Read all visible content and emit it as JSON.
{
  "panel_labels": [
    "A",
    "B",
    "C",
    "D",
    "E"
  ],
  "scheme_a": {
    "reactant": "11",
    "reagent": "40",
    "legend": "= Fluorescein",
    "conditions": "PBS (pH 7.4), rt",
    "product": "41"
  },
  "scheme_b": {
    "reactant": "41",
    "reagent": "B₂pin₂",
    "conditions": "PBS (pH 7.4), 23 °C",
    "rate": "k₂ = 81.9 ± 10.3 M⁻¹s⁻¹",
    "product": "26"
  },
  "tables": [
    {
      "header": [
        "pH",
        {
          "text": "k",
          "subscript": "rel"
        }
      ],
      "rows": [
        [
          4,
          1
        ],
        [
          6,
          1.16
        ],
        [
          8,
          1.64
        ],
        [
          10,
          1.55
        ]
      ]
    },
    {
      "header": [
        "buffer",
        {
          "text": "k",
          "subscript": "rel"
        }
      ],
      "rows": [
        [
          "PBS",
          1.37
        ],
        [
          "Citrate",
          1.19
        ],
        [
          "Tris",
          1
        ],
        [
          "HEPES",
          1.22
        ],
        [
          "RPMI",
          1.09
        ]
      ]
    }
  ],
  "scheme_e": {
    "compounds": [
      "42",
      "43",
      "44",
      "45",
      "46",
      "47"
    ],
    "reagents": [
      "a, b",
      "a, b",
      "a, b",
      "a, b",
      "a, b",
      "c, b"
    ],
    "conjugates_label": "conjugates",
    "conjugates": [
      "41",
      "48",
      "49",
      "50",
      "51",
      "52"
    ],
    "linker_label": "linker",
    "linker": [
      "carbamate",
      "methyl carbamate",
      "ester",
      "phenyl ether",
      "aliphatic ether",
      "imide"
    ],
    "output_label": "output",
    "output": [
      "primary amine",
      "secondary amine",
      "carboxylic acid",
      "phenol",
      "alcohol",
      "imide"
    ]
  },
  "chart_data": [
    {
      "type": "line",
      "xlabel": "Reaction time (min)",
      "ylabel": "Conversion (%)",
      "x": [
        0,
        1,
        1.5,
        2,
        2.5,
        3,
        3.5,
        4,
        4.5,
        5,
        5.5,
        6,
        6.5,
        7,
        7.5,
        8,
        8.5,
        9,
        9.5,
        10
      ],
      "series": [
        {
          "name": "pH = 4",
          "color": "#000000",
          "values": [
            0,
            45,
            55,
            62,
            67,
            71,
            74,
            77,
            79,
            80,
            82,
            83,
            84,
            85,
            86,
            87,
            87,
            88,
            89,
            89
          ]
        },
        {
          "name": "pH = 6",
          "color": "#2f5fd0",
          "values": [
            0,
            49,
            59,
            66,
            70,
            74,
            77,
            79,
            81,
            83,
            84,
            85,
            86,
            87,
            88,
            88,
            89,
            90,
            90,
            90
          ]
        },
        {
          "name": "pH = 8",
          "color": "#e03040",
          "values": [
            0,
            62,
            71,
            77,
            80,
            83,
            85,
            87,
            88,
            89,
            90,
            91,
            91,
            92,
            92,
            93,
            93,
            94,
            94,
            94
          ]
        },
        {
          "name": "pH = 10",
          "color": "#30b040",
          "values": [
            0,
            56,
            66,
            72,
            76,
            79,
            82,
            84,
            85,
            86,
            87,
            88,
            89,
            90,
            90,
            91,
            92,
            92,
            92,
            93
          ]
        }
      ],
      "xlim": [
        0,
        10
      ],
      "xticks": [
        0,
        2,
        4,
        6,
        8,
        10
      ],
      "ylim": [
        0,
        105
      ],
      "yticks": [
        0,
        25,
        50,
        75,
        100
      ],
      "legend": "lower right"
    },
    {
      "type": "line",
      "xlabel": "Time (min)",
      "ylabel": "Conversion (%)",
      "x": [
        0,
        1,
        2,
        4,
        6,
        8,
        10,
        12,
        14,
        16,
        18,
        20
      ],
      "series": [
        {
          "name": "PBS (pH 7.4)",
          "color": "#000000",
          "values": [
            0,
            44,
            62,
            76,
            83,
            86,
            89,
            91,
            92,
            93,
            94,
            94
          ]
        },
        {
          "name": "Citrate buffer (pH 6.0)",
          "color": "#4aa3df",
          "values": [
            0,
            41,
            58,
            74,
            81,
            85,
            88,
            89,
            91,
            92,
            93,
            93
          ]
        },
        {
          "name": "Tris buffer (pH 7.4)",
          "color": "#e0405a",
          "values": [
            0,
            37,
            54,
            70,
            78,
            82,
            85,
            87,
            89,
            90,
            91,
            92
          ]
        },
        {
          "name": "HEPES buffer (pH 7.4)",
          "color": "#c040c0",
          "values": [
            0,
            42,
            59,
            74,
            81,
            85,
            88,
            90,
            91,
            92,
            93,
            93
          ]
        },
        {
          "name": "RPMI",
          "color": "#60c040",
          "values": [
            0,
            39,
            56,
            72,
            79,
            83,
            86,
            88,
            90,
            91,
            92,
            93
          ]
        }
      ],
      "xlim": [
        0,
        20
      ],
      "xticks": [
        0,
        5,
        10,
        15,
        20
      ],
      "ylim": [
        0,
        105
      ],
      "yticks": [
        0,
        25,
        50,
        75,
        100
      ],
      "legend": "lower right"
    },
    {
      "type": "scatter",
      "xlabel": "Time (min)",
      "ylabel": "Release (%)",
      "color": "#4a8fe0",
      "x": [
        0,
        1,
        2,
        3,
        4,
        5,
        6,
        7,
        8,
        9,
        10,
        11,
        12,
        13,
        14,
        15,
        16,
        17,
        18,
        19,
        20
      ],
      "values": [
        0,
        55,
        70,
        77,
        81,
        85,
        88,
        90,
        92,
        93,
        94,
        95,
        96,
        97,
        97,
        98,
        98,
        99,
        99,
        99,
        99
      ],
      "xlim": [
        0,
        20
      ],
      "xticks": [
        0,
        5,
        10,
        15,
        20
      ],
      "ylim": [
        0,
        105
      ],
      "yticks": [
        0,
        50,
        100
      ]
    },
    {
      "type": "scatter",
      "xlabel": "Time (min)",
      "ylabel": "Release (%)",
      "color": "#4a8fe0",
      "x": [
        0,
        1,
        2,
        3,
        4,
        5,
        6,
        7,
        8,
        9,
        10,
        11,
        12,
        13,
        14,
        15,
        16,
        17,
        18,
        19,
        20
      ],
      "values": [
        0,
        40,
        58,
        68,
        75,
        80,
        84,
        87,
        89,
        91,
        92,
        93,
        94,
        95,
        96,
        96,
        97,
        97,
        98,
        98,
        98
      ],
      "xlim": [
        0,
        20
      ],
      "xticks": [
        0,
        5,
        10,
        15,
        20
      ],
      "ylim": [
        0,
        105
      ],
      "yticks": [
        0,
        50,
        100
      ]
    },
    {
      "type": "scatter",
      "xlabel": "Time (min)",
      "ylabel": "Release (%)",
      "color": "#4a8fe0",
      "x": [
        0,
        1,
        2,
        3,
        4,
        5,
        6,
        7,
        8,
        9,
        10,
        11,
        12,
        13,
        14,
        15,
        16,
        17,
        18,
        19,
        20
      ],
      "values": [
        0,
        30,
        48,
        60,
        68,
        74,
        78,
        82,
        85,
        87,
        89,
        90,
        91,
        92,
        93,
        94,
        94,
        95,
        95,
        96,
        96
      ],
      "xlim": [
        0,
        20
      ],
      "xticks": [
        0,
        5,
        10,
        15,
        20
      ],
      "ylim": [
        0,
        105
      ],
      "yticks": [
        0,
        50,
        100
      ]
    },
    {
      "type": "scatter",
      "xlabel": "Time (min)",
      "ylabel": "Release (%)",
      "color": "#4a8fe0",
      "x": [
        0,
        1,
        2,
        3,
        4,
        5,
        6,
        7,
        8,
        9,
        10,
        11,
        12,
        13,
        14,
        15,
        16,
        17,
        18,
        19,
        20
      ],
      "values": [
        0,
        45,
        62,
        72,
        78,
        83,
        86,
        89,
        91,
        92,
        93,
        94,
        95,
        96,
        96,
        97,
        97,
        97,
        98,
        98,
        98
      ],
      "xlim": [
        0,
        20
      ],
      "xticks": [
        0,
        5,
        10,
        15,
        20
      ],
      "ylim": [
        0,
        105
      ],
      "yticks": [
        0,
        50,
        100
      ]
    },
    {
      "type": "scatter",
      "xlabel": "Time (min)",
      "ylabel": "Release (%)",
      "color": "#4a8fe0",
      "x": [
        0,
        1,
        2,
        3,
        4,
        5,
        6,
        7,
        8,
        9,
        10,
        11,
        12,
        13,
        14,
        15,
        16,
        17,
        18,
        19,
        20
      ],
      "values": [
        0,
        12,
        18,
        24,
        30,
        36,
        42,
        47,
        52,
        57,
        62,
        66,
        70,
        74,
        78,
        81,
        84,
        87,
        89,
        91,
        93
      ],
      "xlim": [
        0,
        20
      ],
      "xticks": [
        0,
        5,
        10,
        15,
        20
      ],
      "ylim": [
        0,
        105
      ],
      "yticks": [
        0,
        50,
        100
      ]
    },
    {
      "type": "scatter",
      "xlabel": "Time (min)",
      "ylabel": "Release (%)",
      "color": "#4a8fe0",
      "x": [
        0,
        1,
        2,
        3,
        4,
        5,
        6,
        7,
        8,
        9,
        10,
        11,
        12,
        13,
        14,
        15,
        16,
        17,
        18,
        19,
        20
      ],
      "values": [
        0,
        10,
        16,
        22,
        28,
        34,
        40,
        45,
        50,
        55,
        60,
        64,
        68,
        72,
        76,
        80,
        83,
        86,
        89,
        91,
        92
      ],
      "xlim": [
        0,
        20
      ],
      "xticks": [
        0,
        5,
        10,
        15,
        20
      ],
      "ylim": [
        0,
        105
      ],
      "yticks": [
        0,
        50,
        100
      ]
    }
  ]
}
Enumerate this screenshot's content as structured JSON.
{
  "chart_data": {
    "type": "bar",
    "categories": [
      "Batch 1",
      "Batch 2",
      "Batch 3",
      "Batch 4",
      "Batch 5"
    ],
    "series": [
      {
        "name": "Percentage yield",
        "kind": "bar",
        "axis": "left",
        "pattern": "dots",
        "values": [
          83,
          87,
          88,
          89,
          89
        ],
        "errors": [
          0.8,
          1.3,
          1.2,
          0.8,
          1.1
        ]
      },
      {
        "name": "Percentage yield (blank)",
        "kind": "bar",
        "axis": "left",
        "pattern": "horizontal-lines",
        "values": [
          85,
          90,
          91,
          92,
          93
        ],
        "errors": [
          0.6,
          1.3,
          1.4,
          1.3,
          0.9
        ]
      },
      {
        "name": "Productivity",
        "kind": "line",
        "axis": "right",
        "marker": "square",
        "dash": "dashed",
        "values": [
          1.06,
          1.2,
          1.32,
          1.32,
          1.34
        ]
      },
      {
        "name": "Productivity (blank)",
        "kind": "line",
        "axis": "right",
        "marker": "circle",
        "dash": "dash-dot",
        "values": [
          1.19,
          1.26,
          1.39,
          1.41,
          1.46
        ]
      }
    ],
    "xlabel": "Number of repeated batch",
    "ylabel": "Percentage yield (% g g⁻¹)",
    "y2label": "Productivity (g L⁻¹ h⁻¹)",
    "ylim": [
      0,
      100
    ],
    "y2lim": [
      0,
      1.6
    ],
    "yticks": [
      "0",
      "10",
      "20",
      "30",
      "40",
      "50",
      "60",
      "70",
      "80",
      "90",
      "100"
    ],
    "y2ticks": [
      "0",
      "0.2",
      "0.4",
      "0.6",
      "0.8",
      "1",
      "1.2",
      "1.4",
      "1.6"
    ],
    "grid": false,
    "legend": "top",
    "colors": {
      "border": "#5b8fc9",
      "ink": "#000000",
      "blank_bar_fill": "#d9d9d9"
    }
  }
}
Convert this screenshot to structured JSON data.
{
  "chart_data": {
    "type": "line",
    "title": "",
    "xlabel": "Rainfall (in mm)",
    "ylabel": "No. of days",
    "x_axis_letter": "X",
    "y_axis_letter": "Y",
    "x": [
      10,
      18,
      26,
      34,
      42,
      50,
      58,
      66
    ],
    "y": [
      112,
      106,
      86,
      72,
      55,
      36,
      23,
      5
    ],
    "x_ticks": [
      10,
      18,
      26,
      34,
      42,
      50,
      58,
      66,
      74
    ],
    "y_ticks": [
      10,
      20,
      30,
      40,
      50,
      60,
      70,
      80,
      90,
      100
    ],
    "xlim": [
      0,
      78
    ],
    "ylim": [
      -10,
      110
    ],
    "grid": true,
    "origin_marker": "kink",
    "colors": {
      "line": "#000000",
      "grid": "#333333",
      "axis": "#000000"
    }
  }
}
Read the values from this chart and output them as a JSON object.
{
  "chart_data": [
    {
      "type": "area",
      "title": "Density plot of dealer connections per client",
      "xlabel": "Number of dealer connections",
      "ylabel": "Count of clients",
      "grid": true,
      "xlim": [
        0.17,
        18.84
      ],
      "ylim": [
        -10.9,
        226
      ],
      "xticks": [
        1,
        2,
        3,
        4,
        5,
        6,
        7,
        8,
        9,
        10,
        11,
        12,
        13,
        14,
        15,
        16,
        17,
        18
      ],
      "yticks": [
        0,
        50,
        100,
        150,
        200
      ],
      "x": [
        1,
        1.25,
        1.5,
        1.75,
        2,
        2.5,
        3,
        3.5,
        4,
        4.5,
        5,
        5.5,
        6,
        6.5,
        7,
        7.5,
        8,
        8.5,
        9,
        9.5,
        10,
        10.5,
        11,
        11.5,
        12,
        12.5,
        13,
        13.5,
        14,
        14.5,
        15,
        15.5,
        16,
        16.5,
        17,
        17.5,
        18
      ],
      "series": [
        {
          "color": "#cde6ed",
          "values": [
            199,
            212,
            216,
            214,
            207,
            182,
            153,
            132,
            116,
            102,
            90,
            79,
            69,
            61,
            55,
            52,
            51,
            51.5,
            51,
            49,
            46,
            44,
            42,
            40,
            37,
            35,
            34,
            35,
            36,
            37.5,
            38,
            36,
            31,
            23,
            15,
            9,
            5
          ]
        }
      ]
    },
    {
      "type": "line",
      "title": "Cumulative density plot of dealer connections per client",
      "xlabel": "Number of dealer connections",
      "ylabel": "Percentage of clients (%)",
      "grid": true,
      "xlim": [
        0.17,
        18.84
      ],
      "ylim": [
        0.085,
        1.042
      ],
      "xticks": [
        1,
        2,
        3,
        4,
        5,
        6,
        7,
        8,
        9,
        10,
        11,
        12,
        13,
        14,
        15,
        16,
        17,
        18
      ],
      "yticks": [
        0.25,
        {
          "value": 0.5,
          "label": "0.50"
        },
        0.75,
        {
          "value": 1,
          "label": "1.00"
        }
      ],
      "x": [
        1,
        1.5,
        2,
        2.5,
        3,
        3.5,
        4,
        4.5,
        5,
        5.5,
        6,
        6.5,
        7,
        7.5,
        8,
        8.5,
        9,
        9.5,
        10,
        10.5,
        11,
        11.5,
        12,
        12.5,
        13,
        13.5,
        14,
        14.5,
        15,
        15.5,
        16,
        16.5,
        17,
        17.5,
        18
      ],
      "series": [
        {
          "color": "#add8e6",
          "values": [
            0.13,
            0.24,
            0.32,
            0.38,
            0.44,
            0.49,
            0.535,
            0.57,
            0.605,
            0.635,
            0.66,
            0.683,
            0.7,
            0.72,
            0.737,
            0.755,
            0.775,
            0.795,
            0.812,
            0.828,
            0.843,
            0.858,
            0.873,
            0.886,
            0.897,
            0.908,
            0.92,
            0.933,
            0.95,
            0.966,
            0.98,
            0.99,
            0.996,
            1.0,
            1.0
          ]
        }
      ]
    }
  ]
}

» Stated task: Answer with one number: how many lines in the listing hold "output".

» Final answer: 3